(Source records)
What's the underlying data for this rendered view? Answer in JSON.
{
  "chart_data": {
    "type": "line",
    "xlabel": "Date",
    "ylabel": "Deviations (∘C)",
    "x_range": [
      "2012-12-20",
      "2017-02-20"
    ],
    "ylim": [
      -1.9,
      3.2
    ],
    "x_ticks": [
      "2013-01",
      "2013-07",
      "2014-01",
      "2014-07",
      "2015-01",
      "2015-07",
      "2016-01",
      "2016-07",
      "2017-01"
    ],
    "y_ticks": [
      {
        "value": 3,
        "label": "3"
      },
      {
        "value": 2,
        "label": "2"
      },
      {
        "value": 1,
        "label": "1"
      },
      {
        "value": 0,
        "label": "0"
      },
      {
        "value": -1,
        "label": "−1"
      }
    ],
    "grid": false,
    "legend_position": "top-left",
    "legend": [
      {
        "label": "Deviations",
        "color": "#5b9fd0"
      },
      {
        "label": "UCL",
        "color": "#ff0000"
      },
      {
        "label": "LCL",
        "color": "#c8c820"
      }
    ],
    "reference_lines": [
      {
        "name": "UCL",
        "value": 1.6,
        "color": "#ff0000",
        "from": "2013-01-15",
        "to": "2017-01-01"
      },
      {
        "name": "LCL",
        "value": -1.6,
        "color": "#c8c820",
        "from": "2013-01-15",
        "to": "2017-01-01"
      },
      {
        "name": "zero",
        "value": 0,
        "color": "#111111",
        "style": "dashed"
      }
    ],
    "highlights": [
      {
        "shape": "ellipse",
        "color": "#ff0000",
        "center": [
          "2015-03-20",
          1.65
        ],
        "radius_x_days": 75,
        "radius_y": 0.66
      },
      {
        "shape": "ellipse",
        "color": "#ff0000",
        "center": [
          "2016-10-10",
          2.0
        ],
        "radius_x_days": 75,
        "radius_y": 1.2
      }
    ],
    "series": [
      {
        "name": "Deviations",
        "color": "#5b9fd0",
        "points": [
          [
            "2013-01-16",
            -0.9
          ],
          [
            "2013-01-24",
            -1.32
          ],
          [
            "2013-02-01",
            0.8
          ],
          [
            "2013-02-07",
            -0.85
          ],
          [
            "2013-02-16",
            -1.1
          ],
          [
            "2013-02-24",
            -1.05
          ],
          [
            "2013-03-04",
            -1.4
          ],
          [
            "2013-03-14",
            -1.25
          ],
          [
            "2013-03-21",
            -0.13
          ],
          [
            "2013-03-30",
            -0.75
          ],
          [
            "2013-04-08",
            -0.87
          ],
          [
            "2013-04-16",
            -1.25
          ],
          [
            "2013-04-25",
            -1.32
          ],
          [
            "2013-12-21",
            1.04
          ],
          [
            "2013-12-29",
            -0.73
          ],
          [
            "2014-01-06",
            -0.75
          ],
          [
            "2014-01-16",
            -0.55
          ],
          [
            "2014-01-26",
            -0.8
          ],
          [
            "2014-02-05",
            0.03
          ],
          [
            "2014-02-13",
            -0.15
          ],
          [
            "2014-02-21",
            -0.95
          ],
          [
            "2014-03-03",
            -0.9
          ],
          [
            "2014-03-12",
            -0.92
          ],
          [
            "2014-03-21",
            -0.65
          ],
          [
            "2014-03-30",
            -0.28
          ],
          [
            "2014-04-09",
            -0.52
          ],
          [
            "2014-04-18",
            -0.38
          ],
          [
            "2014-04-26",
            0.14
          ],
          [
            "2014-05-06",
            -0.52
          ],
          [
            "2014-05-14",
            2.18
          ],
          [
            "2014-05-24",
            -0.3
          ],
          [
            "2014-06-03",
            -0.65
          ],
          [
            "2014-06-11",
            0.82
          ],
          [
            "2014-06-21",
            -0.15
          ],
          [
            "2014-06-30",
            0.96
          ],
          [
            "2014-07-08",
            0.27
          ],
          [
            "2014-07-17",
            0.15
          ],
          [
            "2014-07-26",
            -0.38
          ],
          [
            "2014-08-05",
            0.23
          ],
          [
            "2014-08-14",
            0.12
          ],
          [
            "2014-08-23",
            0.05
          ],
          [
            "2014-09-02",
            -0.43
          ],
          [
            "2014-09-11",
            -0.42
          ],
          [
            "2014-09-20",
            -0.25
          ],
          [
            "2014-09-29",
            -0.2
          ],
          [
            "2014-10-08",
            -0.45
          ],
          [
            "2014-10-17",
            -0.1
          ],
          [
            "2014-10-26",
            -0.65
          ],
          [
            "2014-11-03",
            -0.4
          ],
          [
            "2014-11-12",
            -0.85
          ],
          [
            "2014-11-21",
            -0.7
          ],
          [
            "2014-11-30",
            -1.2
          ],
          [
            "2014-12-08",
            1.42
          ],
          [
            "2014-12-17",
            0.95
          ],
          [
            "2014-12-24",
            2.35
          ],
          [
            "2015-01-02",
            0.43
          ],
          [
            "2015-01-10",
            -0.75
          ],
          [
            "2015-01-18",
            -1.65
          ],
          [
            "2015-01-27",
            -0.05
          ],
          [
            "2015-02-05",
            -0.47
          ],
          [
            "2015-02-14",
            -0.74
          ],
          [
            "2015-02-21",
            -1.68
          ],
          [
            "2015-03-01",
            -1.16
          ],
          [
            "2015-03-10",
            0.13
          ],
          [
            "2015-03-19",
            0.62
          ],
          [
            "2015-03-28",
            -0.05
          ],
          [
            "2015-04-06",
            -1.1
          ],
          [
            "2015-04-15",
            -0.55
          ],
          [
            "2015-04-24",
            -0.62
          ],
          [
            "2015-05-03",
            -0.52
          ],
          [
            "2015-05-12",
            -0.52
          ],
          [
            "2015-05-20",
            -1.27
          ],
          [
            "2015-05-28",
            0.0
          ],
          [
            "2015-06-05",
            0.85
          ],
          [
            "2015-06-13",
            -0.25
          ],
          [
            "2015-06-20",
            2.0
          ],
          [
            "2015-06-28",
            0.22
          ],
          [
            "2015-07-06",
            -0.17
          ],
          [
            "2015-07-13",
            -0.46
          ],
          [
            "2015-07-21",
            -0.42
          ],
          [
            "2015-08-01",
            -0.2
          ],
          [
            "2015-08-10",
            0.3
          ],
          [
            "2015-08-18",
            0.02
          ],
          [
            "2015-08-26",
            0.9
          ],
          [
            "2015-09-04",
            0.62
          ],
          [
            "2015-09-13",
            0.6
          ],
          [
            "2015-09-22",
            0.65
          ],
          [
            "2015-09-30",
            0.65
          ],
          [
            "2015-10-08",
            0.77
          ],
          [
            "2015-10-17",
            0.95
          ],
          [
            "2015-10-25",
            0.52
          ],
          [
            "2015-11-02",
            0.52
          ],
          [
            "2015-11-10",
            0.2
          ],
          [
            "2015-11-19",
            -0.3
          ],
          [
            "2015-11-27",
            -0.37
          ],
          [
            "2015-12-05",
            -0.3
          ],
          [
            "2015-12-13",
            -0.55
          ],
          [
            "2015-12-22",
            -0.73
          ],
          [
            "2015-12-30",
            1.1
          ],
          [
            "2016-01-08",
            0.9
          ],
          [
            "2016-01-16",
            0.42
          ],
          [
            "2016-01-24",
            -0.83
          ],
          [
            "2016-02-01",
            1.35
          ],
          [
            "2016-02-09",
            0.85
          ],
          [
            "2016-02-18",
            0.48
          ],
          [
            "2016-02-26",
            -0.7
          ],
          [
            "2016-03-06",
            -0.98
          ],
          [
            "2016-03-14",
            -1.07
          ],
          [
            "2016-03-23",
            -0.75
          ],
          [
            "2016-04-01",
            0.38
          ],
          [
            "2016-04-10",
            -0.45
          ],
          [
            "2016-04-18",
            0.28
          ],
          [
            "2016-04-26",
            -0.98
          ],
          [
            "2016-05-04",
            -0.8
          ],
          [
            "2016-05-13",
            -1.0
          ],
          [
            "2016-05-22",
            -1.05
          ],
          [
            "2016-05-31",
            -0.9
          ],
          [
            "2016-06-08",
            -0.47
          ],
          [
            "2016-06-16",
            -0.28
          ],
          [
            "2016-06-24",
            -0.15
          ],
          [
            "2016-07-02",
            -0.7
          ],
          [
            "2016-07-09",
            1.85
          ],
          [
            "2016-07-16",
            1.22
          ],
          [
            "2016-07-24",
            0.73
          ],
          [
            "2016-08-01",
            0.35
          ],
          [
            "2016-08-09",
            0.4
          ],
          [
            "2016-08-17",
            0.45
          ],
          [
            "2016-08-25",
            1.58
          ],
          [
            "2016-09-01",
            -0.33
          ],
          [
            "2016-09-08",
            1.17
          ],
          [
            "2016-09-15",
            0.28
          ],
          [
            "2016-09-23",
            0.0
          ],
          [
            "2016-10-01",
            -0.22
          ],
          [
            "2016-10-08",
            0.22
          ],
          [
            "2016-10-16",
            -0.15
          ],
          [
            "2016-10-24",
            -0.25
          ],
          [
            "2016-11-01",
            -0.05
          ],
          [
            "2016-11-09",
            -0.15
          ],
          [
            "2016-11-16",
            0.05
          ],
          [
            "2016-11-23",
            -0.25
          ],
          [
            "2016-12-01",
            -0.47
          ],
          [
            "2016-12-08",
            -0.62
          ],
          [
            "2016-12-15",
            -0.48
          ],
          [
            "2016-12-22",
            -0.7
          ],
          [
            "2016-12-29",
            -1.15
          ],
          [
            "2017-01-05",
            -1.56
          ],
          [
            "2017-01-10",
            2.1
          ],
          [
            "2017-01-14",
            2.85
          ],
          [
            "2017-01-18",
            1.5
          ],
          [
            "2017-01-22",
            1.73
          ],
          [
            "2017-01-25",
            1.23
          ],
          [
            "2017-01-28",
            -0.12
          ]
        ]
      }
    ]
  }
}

What is expected ▸ Identify the lines of the data that contain the word "color". Copy each of them.

Response to the task ▸
        "color": "#5b9fd0"
        "color": "#ff0000"
        "color": "#c8c820"
        "color": "#ff0000",
        "color": "#c8c820",
        "color": "#111111",
        "color": "#ff0000",
        "color": "#ff0000",
        "color": "#5b9fd0",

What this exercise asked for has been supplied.